_Request_:
Look through the data below and return each line where "опрос" appears.

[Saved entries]
....................

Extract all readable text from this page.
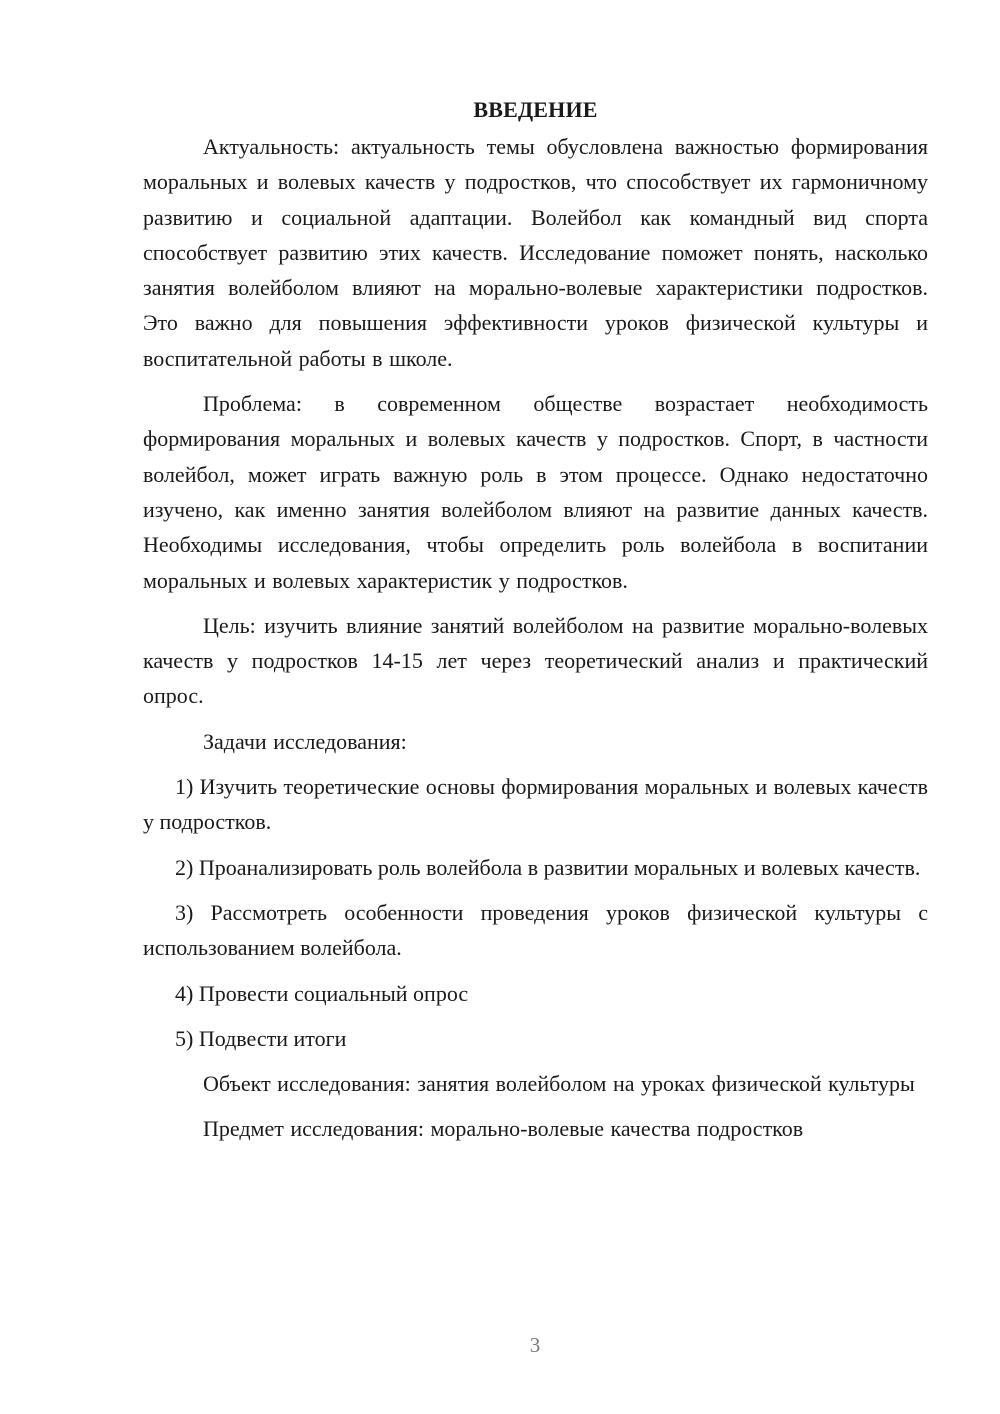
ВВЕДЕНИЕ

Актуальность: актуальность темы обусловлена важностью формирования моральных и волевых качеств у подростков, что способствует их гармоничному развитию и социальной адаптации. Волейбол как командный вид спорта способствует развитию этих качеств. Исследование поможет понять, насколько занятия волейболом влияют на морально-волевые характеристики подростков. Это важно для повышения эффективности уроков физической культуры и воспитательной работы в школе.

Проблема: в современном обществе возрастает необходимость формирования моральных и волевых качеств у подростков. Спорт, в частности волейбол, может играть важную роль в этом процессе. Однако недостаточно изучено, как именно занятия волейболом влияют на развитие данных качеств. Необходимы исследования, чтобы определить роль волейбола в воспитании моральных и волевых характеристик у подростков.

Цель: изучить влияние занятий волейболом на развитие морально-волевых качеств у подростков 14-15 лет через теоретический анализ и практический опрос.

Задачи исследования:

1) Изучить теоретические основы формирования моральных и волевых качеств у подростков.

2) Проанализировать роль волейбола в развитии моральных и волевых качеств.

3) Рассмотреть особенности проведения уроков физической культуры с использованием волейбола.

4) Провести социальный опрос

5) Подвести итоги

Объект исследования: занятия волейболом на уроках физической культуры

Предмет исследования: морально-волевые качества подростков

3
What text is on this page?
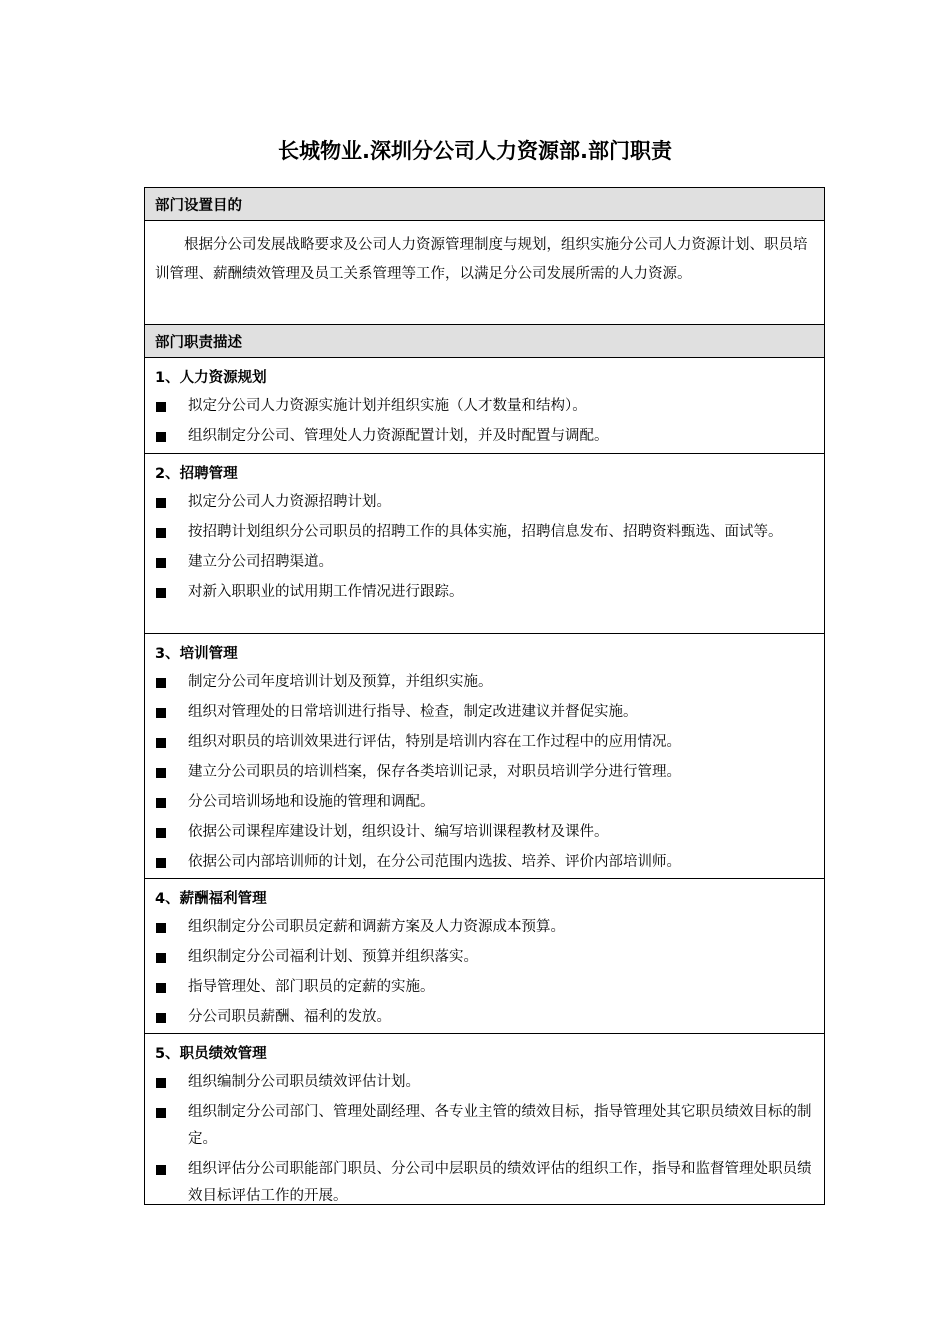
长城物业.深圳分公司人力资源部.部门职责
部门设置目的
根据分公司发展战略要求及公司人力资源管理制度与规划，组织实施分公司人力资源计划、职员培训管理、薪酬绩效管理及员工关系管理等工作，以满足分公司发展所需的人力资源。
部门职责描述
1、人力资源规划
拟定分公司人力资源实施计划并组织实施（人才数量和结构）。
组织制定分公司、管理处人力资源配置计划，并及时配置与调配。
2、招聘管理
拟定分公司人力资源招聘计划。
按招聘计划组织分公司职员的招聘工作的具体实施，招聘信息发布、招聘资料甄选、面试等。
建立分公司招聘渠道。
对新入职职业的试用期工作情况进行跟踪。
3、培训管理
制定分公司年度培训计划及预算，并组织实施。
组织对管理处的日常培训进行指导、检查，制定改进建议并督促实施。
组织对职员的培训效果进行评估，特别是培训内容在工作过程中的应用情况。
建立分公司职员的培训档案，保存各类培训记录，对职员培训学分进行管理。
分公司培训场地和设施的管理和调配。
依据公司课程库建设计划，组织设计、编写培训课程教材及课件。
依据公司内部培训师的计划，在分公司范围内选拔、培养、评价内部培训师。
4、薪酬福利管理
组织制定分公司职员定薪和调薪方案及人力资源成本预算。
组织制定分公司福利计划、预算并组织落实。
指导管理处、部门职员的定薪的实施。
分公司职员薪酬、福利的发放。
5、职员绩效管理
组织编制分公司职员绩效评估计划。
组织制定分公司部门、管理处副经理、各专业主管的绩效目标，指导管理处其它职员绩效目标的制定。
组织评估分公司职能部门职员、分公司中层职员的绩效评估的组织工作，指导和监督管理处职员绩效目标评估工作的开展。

....................

_Worked solution_:
Цель: изучить влияние занятий волейболом на развитие морально-волевых качеств у подростков 14-15 лет через теоретический анализ и практический опрос.
4) Провести социальный опрос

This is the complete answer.